### Short exercise:
Print, exactly and completely, every entry in the data.

(Records from a collection of figures)
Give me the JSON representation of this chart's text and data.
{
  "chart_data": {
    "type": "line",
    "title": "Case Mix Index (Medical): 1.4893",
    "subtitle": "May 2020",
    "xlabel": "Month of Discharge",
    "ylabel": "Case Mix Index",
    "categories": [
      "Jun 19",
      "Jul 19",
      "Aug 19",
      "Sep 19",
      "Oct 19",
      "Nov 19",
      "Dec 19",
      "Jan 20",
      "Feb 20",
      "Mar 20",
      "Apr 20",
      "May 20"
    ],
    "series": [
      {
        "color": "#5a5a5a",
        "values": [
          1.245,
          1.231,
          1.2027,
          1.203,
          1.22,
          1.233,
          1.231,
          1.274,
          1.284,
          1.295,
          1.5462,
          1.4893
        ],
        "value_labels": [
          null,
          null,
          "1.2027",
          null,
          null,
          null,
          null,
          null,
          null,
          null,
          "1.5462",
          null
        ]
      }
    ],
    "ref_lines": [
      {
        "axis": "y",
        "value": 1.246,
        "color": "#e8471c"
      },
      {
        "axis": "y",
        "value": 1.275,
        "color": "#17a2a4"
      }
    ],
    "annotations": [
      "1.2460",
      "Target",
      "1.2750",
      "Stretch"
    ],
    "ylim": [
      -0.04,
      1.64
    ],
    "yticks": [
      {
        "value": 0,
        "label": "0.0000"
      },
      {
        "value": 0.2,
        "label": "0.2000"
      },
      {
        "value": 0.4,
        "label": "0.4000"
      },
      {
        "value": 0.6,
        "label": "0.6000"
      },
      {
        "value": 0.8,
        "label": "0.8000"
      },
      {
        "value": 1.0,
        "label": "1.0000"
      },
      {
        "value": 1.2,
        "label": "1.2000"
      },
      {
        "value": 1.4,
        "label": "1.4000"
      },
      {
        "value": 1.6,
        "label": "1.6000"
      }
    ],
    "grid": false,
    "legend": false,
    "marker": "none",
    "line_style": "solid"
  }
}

### Response:
Give me the JSON representation of this chart's text and data.
{
  "chart_data": {
    "type": "line",
    "title": "Case Mix Index (Medical): 1.4893",
    "subtitle": "May 2020",
    "xlabel": "Month of Discharge",
    "ylabel": "Case Mix Index",
    "categories": [
      "Jun 19",
      "Jul 19",
      "Aug 19",
      "Sep 19",
      "Oct 19",
      "Nov 19",
      "Dec 19",
      "Jan 20",
      "Feb 20",
      "Mar 20",
      "Apr 20",
      "May 20"
    ],
    "series": [
      {
        "color": "#5a5a5a",
        "values": [
          1.245,
          1.231,
          1.2027,
          1.203,
          1.22,
          1.233,
          1.231,
          1.274,
          1.284,
          1.295,
          1.5462,
          1.4893
        ],
        "value_labels": [
          null,
          null,
          "1.2027",
          null,
          null,
          null,
          null,
          null,
          null,
          null,
          "1.5462",
          null
        ]
      }
    ],
    "ref_lines": [
      {
        "axis": "y",
        "value": 1.246,
        "color": "#e8471c"
      },
      {
        "axis": "y",
        "value": 1.275,
        "color": "#17a2a4"
      }
    ],
    "annotations": [
      "1.2460",
      "Target",
      "1.2750",
      "Stretch"
    ],
    "ylim": [
      -0.04,
      1.64
    ],
    "yticks": [
      {
        "value": 0,
        "label": "0.0000"
      },
      {
        "value": 0.2,
        "label": "0.2000"
      },
      {
        "value": 0.4,
        "label": "0.4000"
      },
      {
        "value": 0.6,
        "label": "0.6000"
      },
      {
        "value": 0.8,
        "label": "0.8000"
      },
      {
        "value": 1.0,
        "label": "1.0000"
      },
      {
        "value": 1.2,
        "label": "1.2000"
      },
      {
        "value": 1.4,
        "label": "1.4000"
      },
      {
        "value": 1.6,
        "label": "1.6000"
      }
    ],
    "grid": false,
    "legend": false,
    "marker": "none",
    "line_style": "solid"
  }
}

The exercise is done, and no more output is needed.